(Data records)
_ _ _ _ _

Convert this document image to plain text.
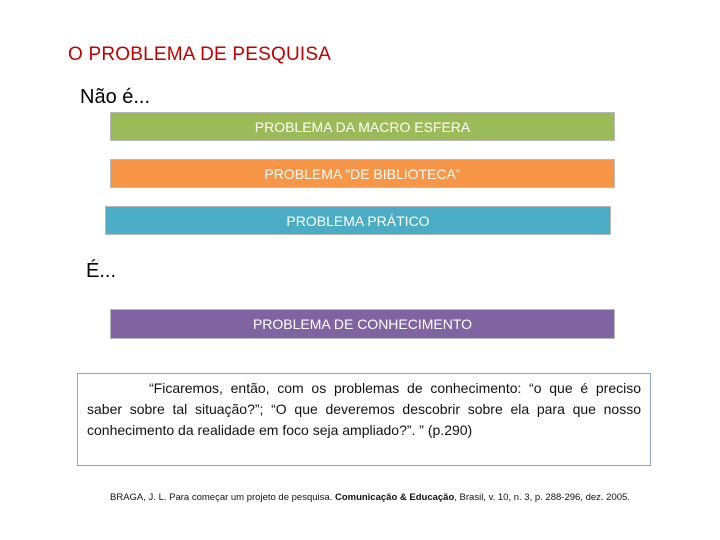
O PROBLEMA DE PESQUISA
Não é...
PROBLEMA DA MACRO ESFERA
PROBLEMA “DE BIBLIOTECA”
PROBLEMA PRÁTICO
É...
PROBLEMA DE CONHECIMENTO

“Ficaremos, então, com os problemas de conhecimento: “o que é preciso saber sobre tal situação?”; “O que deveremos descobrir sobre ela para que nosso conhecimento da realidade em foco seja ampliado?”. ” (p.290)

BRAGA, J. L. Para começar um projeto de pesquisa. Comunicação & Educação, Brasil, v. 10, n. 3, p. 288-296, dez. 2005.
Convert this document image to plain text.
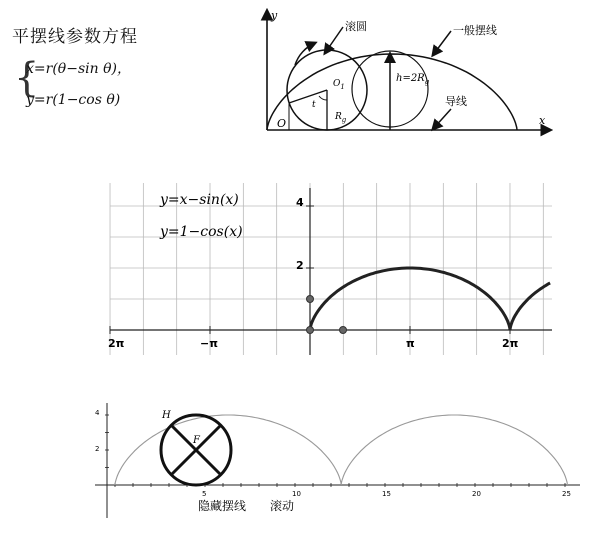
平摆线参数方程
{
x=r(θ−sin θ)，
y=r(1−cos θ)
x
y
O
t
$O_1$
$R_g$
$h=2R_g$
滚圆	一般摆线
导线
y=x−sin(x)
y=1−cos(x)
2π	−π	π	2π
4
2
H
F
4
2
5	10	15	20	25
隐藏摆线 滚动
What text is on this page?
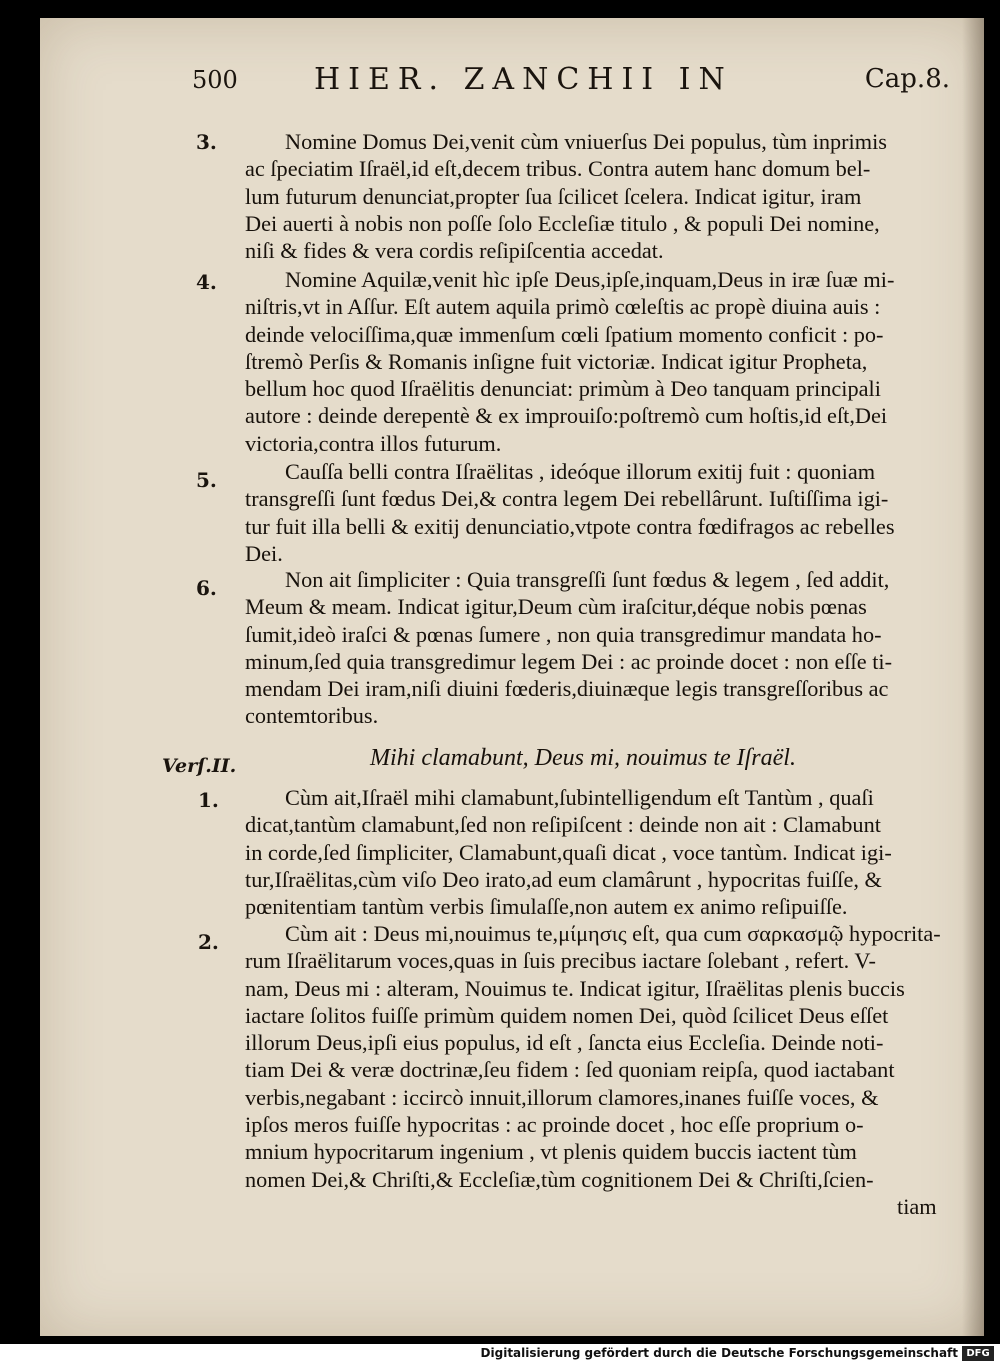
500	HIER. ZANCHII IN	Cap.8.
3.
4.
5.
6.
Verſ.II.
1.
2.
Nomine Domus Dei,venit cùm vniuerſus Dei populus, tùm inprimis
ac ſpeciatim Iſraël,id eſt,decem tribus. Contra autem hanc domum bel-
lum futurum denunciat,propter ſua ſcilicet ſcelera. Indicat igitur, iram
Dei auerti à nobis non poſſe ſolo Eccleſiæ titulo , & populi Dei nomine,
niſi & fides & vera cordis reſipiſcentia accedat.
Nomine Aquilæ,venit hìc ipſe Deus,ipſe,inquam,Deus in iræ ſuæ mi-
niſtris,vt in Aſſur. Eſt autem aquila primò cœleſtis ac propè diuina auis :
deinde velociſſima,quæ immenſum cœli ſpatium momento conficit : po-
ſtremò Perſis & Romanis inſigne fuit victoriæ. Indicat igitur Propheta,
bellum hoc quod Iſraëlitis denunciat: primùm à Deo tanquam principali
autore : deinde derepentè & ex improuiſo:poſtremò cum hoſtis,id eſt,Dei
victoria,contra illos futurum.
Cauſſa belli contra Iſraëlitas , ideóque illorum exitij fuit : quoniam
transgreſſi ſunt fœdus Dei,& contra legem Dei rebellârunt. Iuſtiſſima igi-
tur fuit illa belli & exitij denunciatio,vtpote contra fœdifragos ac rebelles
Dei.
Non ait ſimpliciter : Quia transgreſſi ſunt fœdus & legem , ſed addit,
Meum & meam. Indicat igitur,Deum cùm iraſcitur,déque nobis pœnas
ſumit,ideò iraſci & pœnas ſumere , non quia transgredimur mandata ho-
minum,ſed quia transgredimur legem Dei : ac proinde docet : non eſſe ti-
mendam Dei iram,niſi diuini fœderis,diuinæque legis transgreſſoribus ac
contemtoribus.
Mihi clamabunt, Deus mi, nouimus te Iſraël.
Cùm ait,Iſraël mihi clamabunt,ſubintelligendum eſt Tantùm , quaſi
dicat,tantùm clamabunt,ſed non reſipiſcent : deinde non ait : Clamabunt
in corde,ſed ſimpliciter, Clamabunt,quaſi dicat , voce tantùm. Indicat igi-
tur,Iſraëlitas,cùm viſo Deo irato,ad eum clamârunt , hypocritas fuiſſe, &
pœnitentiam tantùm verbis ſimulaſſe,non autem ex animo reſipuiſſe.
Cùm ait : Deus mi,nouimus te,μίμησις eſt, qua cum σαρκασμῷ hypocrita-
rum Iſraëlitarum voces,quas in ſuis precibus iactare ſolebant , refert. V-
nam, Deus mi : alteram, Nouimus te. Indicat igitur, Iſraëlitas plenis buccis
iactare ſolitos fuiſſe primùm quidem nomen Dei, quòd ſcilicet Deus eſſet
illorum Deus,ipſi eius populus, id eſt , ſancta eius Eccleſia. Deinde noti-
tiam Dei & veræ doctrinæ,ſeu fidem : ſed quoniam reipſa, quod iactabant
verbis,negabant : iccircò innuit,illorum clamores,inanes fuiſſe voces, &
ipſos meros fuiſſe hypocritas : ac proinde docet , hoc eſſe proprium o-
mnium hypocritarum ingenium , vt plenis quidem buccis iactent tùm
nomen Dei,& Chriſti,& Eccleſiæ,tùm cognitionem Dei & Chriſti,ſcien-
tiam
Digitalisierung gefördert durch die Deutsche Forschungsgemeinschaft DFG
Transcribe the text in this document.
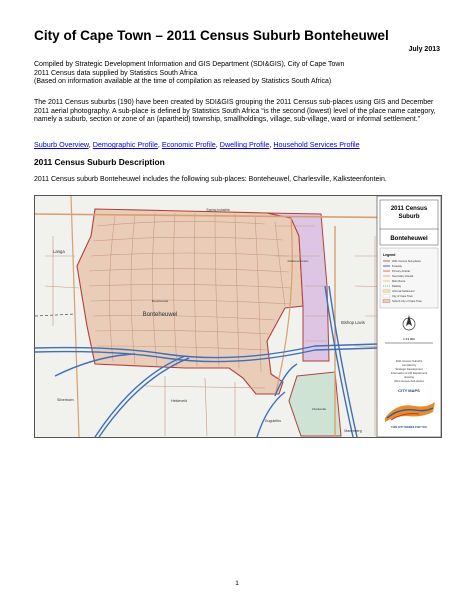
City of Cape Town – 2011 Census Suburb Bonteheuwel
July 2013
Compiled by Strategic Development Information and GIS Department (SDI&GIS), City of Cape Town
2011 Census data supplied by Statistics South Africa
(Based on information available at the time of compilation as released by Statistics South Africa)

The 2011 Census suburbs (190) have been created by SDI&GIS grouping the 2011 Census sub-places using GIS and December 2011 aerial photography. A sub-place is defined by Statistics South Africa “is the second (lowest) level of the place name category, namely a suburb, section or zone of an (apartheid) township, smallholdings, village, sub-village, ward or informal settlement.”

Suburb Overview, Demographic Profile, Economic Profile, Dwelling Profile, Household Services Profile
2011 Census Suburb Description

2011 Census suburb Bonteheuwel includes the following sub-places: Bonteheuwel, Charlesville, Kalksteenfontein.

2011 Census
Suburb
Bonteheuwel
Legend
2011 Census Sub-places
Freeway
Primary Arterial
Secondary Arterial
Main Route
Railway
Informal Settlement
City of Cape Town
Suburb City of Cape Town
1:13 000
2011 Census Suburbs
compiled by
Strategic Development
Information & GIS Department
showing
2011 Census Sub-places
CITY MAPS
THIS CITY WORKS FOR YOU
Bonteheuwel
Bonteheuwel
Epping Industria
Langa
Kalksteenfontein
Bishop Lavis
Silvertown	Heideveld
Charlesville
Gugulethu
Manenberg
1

_ _ _ _ _

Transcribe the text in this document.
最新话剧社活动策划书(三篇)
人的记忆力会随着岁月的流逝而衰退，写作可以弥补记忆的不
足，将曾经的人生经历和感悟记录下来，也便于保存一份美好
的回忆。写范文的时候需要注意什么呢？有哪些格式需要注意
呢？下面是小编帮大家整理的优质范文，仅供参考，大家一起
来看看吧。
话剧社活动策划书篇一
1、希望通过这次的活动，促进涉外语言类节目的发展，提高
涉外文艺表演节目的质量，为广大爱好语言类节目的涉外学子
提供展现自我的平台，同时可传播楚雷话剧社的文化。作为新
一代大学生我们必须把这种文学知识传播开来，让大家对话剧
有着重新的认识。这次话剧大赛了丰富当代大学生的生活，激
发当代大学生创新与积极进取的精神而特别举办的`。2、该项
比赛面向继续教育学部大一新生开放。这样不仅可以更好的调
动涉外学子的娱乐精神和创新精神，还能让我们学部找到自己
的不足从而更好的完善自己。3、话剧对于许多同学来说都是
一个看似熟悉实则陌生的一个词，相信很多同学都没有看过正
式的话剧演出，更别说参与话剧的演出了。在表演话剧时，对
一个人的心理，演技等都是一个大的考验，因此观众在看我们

_ _ _ _ _

▸ Instructions for the task:
Your task is to gather every line with the word "Cape" and copy it.

▸ The completed task:
City of Cape Town – 2011 Census Suburb Bonteheuwel
Compiled by Strategic Development Information and GIS Department (SDI&GIS), City of Cape Town
City of Cape Town
Suburb City of Cape Town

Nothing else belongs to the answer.